- _GIVEN EXERCISE_:
Repeat the records exactly. Every line must match.

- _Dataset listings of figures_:
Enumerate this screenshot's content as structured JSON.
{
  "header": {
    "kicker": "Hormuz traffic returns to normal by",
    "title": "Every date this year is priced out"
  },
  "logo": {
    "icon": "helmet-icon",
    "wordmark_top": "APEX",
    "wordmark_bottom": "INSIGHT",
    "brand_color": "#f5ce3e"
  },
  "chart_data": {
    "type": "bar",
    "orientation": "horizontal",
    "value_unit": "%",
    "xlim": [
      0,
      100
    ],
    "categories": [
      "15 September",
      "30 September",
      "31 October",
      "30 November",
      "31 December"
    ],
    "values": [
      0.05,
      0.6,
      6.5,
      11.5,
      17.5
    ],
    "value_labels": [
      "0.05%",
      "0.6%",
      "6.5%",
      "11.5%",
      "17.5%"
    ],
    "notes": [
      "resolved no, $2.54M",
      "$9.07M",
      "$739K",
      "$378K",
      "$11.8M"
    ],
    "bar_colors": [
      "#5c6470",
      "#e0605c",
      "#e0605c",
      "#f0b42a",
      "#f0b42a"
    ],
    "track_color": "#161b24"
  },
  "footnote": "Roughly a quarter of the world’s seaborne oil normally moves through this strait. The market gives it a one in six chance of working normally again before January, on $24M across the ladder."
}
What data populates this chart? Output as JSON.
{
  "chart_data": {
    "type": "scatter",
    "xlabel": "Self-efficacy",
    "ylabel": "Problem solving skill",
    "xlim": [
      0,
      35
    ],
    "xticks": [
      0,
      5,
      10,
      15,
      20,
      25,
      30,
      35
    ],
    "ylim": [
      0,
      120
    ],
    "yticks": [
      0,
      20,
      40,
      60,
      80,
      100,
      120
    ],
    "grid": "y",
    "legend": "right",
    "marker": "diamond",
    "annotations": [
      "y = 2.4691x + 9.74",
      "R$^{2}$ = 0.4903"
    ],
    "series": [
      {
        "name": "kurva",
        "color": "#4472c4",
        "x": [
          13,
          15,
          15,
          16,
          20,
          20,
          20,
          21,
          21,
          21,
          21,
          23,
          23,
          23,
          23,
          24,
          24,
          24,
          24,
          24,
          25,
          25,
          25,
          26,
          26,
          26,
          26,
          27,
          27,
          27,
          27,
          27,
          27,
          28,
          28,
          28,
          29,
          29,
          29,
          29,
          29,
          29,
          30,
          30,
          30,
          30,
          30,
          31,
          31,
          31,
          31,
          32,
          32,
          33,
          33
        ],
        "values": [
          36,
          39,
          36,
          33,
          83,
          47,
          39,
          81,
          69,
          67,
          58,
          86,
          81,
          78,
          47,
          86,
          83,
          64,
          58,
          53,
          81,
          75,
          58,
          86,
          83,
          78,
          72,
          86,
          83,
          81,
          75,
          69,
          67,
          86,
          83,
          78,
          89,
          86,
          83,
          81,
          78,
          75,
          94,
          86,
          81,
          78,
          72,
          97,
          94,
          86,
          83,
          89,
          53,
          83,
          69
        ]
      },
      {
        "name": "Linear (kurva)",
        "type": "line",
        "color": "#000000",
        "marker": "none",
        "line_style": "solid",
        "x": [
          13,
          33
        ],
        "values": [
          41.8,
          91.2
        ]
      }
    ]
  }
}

- _OUTPUT OF THE EXERCISE_:
Enumerate this screenshot's content as structured JSON.
{
  "header": {
    "kicker": "Hormuz traffic returns to normal by",
    "title": "Every date this year is priced out"
  },
  "logo": {
    "icon": "helmet-icon",
    "wordmark_top": "APEX",
    "wordmark_bottom": "INSIGHT",
    "brand_color": "#f5ce3e"
  },
  "chart_data": {
    "type": "bar",
    "orientation": "horizontal",
    "value_unit": "%",
    "xlim": [
      0,
      100
    ],
    "categories": [
      "15 September",
      "30 September",
      "31 October",
      "30 November",
      "31 December"
    ],
    "values": [
      0.05,
      0.6,
      6.5,
      11.5,
      17.5
    ],
    "value_labels": [
      "0.05%",
      "0.6%",
      "6.5%",
      "11.5%",
      "17.5%"
    ],
    "notes": [
      "resolved no, $2.54M",
      "$9.07M",
      "$739K",
      "$378K",
      "$11.8M"
    ],
    "bar_colors": [
      "#5c6470",
      "#e0605c",
      "#e0605c",
      "#f0b42a",
      "#f0b42a"
    ],
    "track_color": "#161b24"
  },
  "footnote": "Roughly a quarter of the world’s seaborne oil normally moves through this strait. The market gives it a one in six chance of working normally again before January, on $24M across the ladder."
}
What data populates this chart? Output as JSON.
{
  "chart_data": {
    "type": "scatter",
    "xlabel": "Self-efficacy",
    "ylabel": "Problem solving skill",
    "xlim": [
      0,
      35
    ],
    "xticks": [
      0,
      5,
      10,
      15,
      20,
      25,
      30,
      35
    ],
    "ylim": [
      0,
      120
    ],
    "yticks": [
      0,
      20,
      40,
      60,
      80,
      100,
      120
    ],
    "grid": "y",
    "legend": "right",
    "marker": "diamond",
    "annotations": [
      "y = 2.4691x + 9.74",
      "R$^{2}$ = 0.4903"
    ],
    "series": [
      {
        "name": "kurva",
        "color": "#4472c4",
        "x": [
          13,
          15,
          15,
          16,
          20,
          20,
          20,
          21,
          21,
          21,
          21,
          23,
          23,
          23,
          23,
          24,
          24,
          24,
          24,
          24,
          25,
          25,
          25,
          26,
          26,
          26,
          26,
          27,
          27,
          27,
          27,
          27,
          27,
          28,
          28,
          28,
          29,
          29,
          29,
          29,
          29,
          29,
          30,
          30,
          30,
          30,
          30,
          31,
          31,
          31,
          31,
          32,
          32,
          33,
          33
        ],
        "values": [
          36,
          39,
          36,
          33,
          83,
          47,
          39,
          81,
          69,
          67,
          58,
          86,
          81,
          78,
          47,
          86,
          83,
          64,
          58,
          53,
          81,
          75,
          58,
          86,
          83,
          78,
          72,
          86,
          83,
          81,
          75,
          69,
          67,
          86,
          83,
          78,
          89,
          86,
          83,
          81,
          78,
          75,
          94,
          86,
          81,
          78,
          72,
          97,
          94,
          86,
          83,
          89,
          53,
          83,
          69
        ]
      },
      {
        "name": "Linear (kurva)",
        "type": "line",
        "color": "#000000",
        "marker": "none",
        "line_style": "solid",
        "x": [
          13,
          33
        ],
        "values": [
          41.8,
          91.2
        ]
      }
    ]
  }
}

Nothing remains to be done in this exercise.